## WHAT IS ASKED
Extract all lines in the data that contain the word "Speed".

— START SOURCE DATA —

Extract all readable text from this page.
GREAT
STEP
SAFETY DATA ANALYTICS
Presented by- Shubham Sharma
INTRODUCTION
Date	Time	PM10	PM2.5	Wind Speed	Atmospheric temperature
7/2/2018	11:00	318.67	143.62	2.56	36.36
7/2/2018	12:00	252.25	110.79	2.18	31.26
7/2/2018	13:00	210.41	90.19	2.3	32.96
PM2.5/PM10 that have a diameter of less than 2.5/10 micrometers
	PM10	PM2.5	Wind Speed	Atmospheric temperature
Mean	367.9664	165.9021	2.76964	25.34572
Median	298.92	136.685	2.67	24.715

— END SOURCE DATA —
— START SOURCE DATA —

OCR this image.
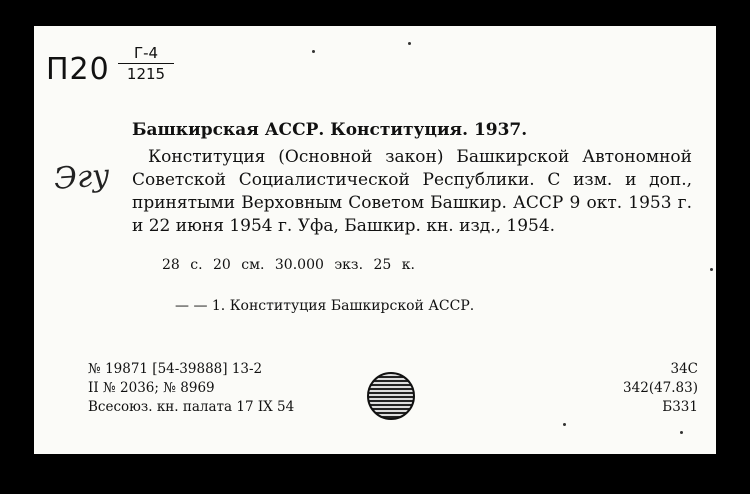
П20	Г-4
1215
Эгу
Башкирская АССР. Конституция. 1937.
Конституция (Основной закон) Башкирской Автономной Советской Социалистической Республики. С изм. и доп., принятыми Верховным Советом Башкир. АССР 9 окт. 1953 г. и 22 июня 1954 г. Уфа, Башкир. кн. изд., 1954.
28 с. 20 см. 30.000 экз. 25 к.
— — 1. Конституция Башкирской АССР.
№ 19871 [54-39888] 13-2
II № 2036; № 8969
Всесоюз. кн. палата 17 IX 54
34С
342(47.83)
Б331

— END SOURCE DATA —

## RESULT OF THIS TASK
Date	Time	PM10	PM2.5	Wind Speed	Atmospheric temperature
	PM10	PM2.5	Wind Speed	Atmospheric temperature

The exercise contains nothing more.